WHAT YOU ARE ASKED TO DO => Only lines holding the word "image" should be copied from the material.

____________________

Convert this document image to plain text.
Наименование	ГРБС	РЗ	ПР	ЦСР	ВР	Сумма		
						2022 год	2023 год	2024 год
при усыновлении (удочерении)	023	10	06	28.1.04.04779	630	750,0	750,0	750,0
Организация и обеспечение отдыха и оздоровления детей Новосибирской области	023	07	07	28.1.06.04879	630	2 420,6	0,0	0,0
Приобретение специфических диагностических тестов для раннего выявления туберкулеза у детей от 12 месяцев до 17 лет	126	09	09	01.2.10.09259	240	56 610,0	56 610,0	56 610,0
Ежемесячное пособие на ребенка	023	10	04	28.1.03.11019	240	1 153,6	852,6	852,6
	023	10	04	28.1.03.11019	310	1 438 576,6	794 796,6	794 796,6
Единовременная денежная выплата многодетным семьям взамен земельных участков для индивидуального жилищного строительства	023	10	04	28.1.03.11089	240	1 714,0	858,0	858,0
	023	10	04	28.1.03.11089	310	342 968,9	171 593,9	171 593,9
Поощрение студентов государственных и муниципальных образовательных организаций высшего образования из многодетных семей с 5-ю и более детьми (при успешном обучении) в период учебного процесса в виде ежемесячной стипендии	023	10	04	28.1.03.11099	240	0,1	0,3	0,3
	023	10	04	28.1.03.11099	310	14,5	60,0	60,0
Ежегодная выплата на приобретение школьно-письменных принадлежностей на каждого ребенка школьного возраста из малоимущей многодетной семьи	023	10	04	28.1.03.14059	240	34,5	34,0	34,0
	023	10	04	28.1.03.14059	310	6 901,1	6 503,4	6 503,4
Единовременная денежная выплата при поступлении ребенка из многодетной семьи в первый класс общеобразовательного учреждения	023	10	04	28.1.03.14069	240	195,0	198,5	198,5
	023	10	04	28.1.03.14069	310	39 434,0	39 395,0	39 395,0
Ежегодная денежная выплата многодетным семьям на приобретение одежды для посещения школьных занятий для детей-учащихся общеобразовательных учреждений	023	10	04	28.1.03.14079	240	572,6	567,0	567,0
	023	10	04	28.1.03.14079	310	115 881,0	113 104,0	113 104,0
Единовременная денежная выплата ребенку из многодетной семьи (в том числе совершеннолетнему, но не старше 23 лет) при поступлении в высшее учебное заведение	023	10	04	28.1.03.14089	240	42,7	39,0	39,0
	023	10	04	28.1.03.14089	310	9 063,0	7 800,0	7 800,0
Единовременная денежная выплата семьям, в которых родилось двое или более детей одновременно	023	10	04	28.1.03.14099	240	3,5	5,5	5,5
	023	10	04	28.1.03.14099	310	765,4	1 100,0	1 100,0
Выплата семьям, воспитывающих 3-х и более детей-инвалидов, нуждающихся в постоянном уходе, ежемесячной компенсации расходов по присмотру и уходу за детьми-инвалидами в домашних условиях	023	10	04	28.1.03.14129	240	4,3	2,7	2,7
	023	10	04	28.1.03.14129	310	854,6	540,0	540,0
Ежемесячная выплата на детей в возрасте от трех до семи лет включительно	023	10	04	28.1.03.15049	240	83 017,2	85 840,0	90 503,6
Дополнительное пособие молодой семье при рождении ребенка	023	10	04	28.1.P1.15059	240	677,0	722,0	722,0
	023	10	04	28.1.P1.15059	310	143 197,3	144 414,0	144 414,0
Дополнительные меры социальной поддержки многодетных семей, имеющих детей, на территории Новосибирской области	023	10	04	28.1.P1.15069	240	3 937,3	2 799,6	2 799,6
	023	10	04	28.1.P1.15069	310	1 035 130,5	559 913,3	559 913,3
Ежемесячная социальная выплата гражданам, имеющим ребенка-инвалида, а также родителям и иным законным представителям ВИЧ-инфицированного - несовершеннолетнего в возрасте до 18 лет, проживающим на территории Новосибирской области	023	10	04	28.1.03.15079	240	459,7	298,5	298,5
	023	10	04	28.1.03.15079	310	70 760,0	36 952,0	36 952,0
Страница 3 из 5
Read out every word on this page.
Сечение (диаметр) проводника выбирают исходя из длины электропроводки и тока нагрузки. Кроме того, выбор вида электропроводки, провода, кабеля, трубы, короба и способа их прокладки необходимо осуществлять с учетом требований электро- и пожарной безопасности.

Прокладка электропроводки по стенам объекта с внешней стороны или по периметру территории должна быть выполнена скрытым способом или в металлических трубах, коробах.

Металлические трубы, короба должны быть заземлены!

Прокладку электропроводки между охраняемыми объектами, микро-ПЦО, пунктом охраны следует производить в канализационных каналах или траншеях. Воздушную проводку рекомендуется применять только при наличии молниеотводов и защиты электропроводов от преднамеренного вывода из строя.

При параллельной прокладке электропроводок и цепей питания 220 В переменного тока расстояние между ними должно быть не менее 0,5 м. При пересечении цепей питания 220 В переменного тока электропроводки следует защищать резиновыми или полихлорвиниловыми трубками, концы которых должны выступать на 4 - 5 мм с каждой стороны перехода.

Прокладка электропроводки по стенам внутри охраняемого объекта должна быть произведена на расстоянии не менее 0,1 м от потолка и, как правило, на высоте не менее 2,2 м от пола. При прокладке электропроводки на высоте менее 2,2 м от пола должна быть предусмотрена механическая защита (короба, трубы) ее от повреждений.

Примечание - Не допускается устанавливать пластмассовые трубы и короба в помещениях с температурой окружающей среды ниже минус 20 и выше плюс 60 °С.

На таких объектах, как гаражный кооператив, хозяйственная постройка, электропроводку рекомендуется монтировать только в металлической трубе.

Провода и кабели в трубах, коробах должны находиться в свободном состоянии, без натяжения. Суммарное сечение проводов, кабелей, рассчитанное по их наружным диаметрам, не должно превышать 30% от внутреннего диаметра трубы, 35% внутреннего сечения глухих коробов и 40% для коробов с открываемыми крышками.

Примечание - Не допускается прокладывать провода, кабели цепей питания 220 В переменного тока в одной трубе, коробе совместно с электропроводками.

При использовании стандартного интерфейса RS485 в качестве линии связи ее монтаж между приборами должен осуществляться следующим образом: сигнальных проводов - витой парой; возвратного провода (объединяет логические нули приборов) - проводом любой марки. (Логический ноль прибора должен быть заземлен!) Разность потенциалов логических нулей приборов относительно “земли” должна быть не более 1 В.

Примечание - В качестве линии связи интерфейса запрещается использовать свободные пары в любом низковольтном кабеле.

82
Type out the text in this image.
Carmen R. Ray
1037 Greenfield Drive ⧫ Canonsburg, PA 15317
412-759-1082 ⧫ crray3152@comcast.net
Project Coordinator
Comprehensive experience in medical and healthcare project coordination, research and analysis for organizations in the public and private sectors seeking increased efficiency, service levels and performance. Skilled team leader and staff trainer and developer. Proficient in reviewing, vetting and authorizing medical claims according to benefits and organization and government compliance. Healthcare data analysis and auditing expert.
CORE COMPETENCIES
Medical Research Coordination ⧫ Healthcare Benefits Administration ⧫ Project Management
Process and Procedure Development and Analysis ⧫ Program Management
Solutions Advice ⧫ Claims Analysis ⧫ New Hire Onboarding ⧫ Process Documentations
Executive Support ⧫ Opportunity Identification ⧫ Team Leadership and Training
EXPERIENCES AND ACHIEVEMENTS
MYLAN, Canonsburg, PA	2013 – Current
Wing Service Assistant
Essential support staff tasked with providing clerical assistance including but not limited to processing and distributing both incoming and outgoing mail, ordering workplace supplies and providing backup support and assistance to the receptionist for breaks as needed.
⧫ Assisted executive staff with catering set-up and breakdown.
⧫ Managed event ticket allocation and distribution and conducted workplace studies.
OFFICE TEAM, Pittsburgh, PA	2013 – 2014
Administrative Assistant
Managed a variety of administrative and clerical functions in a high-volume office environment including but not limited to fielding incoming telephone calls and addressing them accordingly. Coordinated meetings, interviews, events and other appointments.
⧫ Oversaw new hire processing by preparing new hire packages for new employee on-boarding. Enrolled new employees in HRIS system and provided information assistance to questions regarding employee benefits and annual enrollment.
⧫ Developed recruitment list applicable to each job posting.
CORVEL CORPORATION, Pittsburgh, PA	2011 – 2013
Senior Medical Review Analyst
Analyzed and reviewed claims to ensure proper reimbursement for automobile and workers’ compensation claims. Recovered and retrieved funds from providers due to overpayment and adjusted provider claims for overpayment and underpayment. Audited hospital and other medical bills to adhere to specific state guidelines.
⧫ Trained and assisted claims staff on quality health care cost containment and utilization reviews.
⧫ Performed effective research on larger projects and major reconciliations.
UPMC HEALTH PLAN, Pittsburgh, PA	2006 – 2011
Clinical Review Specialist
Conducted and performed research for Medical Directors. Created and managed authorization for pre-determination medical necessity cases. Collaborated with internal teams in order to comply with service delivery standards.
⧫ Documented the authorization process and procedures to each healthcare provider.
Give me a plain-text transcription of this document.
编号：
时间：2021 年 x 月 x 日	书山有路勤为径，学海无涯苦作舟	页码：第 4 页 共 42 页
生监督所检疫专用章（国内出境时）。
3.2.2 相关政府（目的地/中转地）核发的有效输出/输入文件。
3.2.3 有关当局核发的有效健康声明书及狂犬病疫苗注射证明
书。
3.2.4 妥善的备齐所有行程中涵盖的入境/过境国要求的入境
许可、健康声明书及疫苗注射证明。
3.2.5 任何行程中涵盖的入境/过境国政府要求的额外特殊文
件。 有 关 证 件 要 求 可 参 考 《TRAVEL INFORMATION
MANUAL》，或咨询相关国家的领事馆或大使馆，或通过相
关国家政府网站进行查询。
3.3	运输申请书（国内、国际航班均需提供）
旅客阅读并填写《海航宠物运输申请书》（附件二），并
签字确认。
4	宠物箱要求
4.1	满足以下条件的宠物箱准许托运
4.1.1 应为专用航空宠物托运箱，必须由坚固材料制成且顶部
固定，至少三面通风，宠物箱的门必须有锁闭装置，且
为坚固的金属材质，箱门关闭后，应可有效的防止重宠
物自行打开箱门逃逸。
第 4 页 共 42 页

____________________

EXERCISE ANSWER =>
Convert this document image to plain text.
Type out the text in this image.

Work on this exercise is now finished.